Tally how many lines hold the string "безвозмездные". Your reply should be that number alone.

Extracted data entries
= = = =

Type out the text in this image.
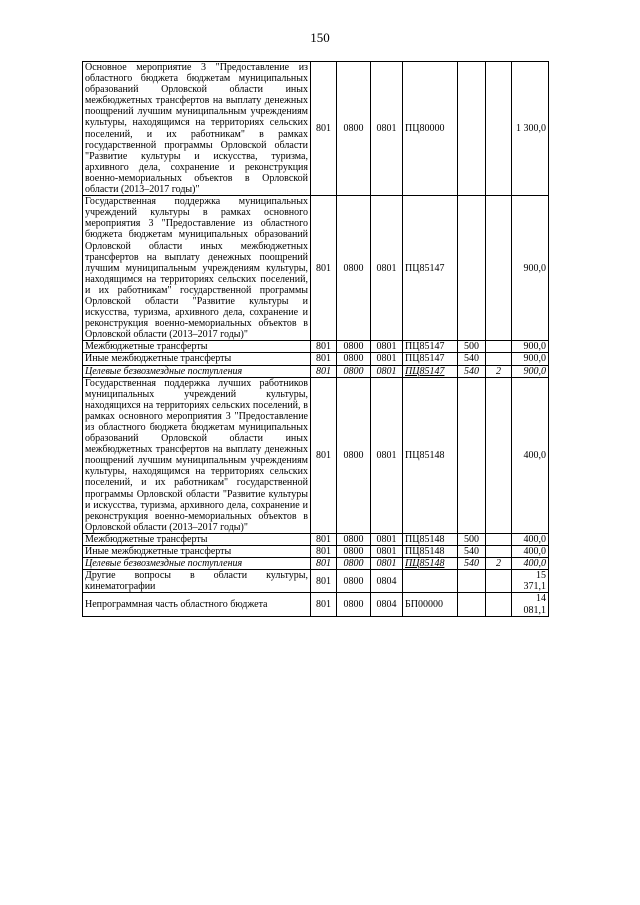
150
Основное мероприятие 3 "Предоставление из областного бюджета бюджетам муниципальных образований Орловской области иных межбюджетных трансфертов на выплату денежных поощрений лучшим муниципальным учреждениям культуры, находящимся на территориях сельских поселений, и их работникам" в рамках государственной программы Орловской области "Развитие культуры и искусства, туризма, архивного дела, сохранение и реконструкция военно-мемориальных объектов в Орловской области (2013–2017 годы)"	801	0800	0801	ПЦ80000			1 300,0
Государственная поддержка муниципальных учреждений культуры в рамках основного мероприятия 3 "Предоставление из областного бюджета бюджетам муниципальных образований Орловской области иных межбюджетных трансфертов на выплату денежных поощрений лучшим муниципальным учреждениям культуры, находящимся на территориях сельских поселений, и их работникам" государственной программы Орловской области "Развитие культуры и искусства, туризма, архивного дела, сохранение и реконструкция военно-мемориальных объектов в Орловской области (2013–2017 годы)"	801	0800	0801	ПЦ85147			900,0
Межбюджетные трансферты	801	0800	0801	ПЦ85147	500		900,0
Иные межбюджетные трансферты	801	0800	0801	ПЦ85147	540		900,0
Целевые безвозмездные поступления	801	0800	0801	ПЦ85147	540	2	900,0
Государственная поддержка лучших работников муниципальных учреждений культуры, находящихся на территориях сельских поселений, в рамках основного мероприятия 3 "Предоставление из областного бюджета бюджетам муниципальных образований Орловской области иных межбюджетных трансфертов на выплату денежных поощрений лучшим муниципальным учреждениям культуры, находящимся на территориях сельских поселений, и их работникам" государственной программы Орловской области "Развитие культуры и искусства, туризма, архивного дела, сохранение и реконструкция военно-мемориальных объектов в Орловской области (2013–2017 годы)"	801	0800	0801	ПЦ85148			400,0
Межбюджетные трансферты	801	0800	0801	ПЦ85148	500		400,0
Иные межбюджетные трансферты	801	0800	0801	ПЦ85148	540		400,0
Целевые безвозмездные поступления	801	0800	0801	ПЦ85148	540	2	400,0
Другие вопросы в области культуры, кинематографии	801	0800	0804				15 371,1
Непрограммная часть областного бюджета	801	0800	0804	БП00000			14 081,1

= = = =

■ WRITTEN SOLUTION ■
2